## [What you should do]
Gather every line holding the string "ylabel".

## [Data provided]

* * * *

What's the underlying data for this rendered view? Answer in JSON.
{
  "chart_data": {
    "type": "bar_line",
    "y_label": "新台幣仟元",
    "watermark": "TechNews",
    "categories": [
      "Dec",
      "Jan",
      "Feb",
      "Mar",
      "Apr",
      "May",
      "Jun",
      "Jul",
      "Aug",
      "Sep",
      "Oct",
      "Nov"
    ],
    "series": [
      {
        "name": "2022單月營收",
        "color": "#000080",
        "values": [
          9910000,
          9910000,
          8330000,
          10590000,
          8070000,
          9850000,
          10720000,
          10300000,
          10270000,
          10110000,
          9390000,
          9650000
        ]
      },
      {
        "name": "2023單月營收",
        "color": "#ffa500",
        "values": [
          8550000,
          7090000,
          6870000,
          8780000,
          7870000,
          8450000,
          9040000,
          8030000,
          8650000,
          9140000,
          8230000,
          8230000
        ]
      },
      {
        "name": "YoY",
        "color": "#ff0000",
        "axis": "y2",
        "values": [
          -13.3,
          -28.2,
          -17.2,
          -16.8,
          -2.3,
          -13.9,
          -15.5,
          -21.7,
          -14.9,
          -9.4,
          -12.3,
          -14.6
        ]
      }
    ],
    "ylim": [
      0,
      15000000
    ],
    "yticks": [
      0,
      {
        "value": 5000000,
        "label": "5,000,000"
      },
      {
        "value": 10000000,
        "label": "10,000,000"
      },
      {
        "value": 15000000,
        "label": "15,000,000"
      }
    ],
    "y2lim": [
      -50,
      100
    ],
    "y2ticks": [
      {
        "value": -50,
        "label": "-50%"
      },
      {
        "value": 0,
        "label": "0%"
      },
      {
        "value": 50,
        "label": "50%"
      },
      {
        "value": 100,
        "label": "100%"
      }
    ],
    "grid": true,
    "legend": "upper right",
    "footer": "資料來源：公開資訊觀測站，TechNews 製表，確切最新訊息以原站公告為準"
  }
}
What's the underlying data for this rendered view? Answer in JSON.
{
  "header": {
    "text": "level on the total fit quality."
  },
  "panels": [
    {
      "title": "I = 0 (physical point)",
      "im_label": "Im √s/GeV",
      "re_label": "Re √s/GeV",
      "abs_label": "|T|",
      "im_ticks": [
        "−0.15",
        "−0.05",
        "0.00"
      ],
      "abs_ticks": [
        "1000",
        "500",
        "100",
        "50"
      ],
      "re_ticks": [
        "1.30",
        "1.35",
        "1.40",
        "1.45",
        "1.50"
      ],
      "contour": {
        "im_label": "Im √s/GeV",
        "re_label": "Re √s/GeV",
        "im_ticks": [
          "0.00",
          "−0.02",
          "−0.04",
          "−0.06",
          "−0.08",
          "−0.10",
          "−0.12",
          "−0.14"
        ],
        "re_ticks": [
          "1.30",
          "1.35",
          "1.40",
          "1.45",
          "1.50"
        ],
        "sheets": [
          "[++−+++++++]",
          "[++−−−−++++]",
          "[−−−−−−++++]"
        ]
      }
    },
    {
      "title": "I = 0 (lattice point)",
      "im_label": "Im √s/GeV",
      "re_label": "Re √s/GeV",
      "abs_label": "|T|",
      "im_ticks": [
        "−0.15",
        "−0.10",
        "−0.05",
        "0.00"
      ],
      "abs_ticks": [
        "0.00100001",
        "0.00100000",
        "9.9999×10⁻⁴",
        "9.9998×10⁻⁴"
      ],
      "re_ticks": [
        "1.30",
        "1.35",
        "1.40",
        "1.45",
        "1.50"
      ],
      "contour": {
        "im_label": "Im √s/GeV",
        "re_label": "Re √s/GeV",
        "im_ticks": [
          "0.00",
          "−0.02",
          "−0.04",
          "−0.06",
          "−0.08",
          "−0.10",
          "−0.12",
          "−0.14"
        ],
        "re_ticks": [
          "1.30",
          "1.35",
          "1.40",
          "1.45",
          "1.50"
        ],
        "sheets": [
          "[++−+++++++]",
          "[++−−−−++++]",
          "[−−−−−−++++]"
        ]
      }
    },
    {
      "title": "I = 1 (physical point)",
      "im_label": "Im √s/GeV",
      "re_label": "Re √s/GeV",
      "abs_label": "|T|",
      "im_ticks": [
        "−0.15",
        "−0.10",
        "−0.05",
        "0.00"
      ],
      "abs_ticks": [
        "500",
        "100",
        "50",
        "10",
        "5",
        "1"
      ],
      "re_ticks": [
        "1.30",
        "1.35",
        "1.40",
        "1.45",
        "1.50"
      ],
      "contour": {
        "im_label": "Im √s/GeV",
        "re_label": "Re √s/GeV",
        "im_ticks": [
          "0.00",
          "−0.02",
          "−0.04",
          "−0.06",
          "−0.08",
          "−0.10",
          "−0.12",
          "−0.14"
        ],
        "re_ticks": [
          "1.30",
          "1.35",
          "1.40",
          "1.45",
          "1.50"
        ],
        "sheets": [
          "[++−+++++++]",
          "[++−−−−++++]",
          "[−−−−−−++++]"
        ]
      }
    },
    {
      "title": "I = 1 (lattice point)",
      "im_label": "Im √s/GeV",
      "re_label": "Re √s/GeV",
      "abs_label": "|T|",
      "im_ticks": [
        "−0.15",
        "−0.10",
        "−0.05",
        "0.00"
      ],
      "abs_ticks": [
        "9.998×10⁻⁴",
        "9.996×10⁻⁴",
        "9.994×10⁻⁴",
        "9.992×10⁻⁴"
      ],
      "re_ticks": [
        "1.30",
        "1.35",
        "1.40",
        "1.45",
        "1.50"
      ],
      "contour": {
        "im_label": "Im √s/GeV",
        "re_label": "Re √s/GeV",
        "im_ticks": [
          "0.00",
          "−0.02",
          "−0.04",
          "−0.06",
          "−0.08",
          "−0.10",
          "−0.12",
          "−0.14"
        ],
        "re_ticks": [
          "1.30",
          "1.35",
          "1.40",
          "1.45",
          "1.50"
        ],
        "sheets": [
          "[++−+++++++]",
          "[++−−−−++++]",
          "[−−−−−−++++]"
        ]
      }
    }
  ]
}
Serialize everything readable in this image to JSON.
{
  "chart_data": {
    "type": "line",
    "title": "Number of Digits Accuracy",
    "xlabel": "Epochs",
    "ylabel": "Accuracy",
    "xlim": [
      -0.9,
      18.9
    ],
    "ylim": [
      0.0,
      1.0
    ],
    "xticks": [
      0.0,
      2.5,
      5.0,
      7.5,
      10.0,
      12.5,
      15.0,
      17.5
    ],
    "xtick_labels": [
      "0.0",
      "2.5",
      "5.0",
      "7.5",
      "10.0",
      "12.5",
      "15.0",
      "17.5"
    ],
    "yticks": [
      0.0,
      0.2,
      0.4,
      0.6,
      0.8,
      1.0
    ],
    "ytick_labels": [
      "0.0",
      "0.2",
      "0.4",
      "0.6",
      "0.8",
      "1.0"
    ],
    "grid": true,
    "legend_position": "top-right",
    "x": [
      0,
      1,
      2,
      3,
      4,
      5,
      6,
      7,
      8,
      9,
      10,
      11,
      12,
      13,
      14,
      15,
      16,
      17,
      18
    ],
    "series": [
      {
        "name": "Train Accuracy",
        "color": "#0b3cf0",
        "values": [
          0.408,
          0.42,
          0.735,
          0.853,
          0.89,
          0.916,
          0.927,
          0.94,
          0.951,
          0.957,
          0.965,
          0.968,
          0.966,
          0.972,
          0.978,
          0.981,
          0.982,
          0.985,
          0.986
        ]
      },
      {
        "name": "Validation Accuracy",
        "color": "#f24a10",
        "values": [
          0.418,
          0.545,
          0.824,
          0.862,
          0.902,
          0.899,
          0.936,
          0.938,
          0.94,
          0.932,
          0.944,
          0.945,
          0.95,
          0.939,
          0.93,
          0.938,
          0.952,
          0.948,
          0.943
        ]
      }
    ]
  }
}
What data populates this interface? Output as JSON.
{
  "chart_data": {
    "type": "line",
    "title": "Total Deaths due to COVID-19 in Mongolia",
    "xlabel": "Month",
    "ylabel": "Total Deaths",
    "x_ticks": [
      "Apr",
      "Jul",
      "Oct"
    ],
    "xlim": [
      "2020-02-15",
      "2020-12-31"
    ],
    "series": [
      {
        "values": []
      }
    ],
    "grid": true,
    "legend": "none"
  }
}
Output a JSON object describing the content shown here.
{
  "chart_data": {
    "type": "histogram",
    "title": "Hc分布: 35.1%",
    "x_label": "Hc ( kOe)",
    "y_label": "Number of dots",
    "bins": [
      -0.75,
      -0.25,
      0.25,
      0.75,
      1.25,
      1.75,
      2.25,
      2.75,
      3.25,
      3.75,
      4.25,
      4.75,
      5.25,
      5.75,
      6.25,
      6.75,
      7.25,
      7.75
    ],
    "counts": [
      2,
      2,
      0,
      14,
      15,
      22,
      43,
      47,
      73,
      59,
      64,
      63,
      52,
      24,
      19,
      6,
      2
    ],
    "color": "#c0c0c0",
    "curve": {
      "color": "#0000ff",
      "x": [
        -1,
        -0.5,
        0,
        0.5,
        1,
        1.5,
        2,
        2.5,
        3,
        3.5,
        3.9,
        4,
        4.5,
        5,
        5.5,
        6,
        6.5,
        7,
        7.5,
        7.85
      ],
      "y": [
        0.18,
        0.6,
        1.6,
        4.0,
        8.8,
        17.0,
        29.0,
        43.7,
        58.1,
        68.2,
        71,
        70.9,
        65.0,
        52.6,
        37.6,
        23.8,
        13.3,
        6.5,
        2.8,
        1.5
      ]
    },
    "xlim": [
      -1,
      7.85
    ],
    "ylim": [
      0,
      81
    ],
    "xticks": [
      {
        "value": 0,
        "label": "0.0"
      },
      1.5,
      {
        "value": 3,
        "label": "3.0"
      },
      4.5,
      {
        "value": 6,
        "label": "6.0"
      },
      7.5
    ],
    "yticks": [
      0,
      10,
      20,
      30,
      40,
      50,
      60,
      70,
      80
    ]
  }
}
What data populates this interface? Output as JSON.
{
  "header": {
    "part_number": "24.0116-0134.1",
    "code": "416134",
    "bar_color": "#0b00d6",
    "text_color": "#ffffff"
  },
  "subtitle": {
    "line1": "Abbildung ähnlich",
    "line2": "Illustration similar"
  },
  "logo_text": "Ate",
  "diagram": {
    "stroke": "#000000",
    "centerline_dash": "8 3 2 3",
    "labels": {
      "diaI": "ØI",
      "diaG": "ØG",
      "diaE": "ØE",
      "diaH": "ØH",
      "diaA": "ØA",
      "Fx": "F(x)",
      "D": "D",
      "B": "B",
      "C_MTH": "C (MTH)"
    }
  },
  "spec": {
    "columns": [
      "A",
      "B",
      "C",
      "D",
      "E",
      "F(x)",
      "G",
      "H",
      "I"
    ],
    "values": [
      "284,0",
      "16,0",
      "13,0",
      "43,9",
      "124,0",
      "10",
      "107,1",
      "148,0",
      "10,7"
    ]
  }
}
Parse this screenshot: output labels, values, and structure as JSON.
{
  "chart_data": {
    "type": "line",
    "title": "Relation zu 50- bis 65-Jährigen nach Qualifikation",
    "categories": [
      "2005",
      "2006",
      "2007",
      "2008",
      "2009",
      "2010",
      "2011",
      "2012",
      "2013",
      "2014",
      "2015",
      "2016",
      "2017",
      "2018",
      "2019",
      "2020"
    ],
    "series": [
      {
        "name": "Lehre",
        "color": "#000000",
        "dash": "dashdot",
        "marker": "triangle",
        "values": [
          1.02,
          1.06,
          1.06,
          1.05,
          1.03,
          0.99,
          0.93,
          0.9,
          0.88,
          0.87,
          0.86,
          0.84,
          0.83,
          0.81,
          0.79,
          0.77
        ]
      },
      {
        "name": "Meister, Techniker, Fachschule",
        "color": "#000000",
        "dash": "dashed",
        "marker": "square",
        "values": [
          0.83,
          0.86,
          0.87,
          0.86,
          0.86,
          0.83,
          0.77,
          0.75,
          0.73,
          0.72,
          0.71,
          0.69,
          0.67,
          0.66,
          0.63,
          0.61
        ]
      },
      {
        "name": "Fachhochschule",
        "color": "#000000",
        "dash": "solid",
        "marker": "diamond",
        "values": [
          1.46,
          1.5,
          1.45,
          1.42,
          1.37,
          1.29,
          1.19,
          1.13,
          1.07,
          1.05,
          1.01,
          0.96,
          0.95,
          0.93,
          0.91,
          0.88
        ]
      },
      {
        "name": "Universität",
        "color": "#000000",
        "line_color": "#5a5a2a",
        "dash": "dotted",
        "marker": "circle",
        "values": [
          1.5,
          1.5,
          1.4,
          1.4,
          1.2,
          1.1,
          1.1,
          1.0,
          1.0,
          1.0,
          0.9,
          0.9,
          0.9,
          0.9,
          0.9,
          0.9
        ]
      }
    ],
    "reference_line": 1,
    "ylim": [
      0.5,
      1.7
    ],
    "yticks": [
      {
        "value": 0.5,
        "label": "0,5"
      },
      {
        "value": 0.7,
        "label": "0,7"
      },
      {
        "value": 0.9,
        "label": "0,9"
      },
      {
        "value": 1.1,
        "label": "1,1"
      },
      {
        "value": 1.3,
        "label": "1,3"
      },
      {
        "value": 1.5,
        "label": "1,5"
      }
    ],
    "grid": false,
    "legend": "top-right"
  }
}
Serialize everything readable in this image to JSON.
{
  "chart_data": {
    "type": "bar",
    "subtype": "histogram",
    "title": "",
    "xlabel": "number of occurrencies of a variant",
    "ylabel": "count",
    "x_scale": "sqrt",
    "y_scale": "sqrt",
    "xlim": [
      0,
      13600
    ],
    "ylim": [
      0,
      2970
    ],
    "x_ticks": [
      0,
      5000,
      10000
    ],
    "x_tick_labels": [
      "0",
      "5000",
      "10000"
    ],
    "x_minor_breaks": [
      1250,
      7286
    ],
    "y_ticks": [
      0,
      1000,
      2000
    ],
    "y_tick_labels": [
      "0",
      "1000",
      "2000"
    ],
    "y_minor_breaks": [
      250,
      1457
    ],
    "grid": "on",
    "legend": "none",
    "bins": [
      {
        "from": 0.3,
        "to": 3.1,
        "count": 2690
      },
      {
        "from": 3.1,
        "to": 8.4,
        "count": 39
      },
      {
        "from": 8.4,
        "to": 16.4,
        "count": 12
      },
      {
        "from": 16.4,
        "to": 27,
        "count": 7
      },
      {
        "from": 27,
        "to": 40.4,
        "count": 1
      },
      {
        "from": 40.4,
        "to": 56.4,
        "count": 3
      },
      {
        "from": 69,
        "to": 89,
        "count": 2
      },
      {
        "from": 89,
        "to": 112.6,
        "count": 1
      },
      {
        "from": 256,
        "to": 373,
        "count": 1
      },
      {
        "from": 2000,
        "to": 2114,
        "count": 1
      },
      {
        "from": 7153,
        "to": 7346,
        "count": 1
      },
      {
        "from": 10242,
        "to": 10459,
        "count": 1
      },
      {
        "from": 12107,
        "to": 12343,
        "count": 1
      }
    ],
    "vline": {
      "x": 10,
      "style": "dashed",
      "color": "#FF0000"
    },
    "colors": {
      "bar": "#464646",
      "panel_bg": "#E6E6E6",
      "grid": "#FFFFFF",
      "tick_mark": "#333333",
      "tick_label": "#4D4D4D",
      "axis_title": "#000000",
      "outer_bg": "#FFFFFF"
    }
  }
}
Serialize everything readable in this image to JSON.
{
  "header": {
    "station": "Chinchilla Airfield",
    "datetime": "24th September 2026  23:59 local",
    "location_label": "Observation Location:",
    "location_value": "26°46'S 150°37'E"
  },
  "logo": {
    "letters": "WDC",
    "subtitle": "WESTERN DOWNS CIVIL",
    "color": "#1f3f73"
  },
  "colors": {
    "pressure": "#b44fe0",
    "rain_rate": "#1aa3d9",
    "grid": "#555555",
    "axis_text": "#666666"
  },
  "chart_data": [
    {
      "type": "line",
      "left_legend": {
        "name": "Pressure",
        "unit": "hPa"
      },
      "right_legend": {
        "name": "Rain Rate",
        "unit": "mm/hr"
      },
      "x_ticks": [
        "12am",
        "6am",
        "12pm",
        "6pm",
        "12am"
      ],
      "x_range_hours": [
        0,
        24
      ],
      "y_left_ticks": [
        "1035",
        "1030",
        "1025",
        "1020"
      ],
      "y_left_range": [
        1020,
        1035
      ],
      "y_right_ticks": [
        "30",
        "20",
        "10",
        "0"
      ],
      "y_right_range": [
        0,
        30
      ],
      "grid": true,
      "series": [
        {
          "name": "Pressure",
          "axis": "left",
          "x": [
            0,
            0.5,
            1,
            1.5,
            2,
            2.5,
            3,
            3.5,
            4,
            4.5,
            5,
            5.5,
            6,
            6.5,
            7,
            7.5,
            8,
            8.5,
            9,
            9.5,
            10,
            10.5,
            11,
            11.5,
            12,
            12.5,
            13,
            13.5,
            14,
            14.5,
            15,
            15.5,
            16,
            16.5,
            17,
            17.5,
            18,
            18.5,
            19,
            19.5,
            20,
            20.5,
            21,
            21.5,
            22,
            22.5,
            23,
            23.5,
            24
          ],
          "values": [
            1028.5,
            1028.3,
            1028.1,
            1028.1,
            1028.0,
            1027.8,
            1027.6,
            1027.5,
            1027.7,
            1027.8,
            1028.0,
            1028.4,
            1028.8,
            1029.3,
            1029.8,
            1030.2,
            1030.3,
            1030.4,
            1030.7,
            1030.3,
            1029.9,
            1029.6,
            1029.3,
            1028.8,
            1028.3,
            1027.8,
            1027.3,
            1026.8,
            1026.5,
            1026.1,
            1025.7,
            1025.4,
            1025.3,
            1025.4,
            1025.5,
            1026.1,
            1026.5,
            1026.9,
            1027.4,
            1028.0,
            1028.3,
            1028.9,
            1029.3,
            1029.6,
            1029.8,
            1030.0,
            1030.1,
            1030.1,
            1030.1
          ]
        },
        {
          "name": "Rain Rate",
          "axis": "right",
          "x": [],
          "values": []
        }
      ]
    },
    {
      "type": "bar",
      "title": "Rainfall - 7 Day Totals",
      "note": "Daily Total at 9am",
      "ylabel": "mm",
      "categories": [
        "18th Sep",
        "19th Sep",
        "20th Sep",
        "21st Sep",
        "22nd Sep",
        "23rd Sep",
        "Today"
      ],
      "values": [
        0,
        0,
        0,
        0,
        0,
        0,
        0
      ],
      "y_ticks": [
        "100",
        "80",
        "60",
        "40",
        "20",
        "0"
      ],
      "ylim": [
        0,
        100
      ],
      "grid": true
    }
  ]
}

* * * *

## [Full solution]
    "ylabel": "Accuracy",
    "ylabel": "Total Deaths",
    "ylabel": "count",
      "ylabel": "mm",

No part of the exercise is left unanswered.